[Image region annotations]
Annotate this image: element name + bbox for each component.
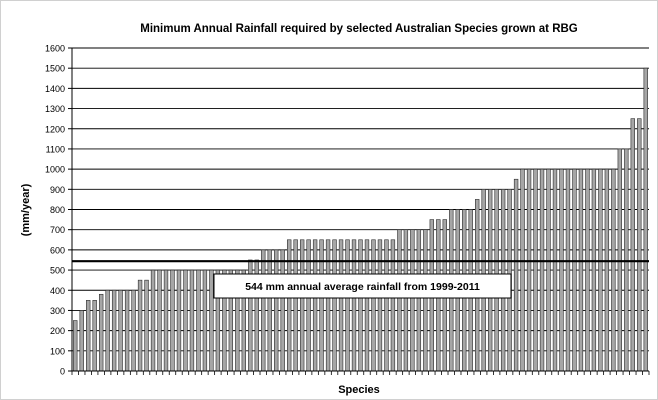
bar [306,239,311,372]
y-tick-label: 200 [50,326,65,336]
bar [410,229,415,372]
bar [384,239,389,372]
bar [611,168,616,372]
annotation-group: 544 mm annual average rainfall from 1999… [213,273,512,299]
bar [637,118,642,372]
y-tick-label: 600 [50,245,65,255]
chart-title: Minimum Annual Rainfall required by sele… [140,23,578,35]
annotation-box [213,273,512,299]
bar [86,300,91,372]
bar [319,239,324,372]
bar [183,269,188,372]
bar [209,269,214,372]
y-tick-label: 0 [60,367,65,377]
bar [416,229,422,372]
y-tick-label: 500 [50,266,65,276]
y-tick-label: 1000 [45,165,65,175]
bar [598,168,603,372]
bar [351,239,357,372]
bar [390,239,396,372]
bar [624,148,629,372]
bar [189,269,195,372]
bar [144,279,149,372]
bar [513,178,519,372]
bar [539,168,545,372]
bar [73,320,78,372]
y-tick-label: 700 [50,225,65,235]
y-tick-label: 800 [50,205,65,215]
bar [280,249,285,372]
bar [552,168,558,372]
bar [572,168,577,372]
bar [131,289,136,372]
reference-line-label: 544 mm annual average rainfall from 1999… [245,281,480,293]
y-tick-label: 400 [50,286,65,296]
y-tick-label: 100 [50,346,65,356]
bar [578,168,584,372]
bar [325,239,331,372]
bar [345,239,350,372]
bar [565,168,571,372]
bar [105,289,110,372]
bar [98,293,104,372]
y-tick-label: 1600 [45,44,65,54]
bar [196,269,201,372]
bar [124,289,130,372]
bar [630,118,635,372]
bar [364,239,370,372]
bar [526,168,532,372]
bar [403,229,409,372]
bar [157,269,162,372]
bar [287,239,292,372]
bar [137,279,143,372]
bar [585,168,590,372]
y-tick-label: 900 [50,185,65,195]
bar [92,300,97,372]
bar [332,239,337,372]
bar [79,310,84,372]
bar [150,269,156,372]
bar [111,289,117,372]
bar [533,168,538,372]
y-axis-label: (mm/year) [20,183,32,236]
bar [520,168,525,372]
bar [293,239,298,372]
bar [163,269,169,372]
bar [358,239,363,372]
bar [397,229,402,372]
bar [267,249,272,372]
y-tick-labels: 0 100 200 300 400 500 600 700 800 900 1000 1100 1200… [45,44,65,377]
bar [176,269,182,372]
y-tick-label: 1200 [45,124,65,134]
bar [643,67,648,372]
y-tick-label: 1300 [45,104,65,114]
bar [299,239,305,372]
bar [377,239,383,372]
y-tick-label: 1400 [45,84,65,94]
y-tick-label: 1100 [46,144,65,154]
bar [202,269,208,372]
bar [338,239,344,372]
bar [617,148,623,372]
bar [546,168,551,372]
bar [604,168,610,372]
bar [312,239,318,372]
axes [71,48,650,375]
bar [423,229,428,372]
bar [274,249,279,372]
y-tick-label: 1500 [45,64,65,74]
bar [170,269,175,372]
x-axis-label: Species [338,384,380,396]
bar [261,249,266,372]
bar [559,168,564,372]
bar [591,168,597,372]
bar [371,239,376,372]
y-tick-label: 300 [50,306,65,316]
bar [118,289,123,372]
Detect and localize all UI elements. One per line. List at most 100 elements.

→ TASK TO COMPLETE
Substitute "callout-box" for "annotation-box" in the material, starting at the line that has "bar [306,239,311,372]" and stopping after the line that has "bar [533,168,538,372]". Output only those lines, with nothing else changed.

→ COMPLETE ANSWER
bar [306,239,311,372]
y-tick-label: 200 [50,326,65,336]
bar [410,229,415,372]
bar [384,239,389,372]
bar [611,168,616,372]
annotation-group: 544 mm annual average rainfall from 1999… [213,273,512,299]
bar [637,118,642,372]
y-tick-label: 600 [50,245,65,255]
chart-title: Minimum Annual Rainfall required by sele… [140,23,578,35]
callout-box [213,273,512,299]
bar [86,300,91,372]
bar [319,239,324,372]
bar [183,269,188,372]
bar [209,269,214,372]
y-tick-label: 0 [60,367,65,377]
bar [416,229,422,372]
y-tick-label: 500 [50,266,65,276]
y-tick-label: 1000 [45,165,65,175]
bar [598,168,603,372]
bar [351,239,357,372]
bar [390,239,396,372]
bar [624,148,629,372]
bar [189,269,195,372]
bar [144,279,149,372]
bar [513,178,519,372]
bar [539,168,545,372]
bar [73,320,78,372]
y-tick-label: 700 [50,225,65,235]
y-tick-label: 800 [50,205,65,215]
bar [280,249,285,372]
bar [552,168,558,372]
bar [572,168,577,372]
bar [131,289,136,372]
reference-line-label: 544 mm annual average rainfall from 1999… [245,281,480,293]
y-tick-label: 400 [50,286,65,296]
y-tick-label: 100 [50,346,65,356]
bar [578,168,584,372]
bar [325,239,331,372]
bar [345,239,350,372]
bar [565,168,571,372]
bar [105,289,110,372]
bar [98,293,104,372]
y-tick-label: 1600 [45,44,65,54]
bar [196,269,201,372]
bar [124,289,130,372]
bar [630,118,635,372]
bar [364,239,370,372]
bar [526,168,532,372]
bar [403,229,409,372]
bar [157,269,162,372]
bar [287,239,292,372]
bar [137,279,143,372]
bar [585,168,590,372]
y-tick-label: 900 [50,185,65,195]
bar [92,300,97,372]
bar [332,239,337,372]
bar [79,310,84,372]
bar [150,269,156,372]
bar [111,289,117,372]
bar [533,168,538,372]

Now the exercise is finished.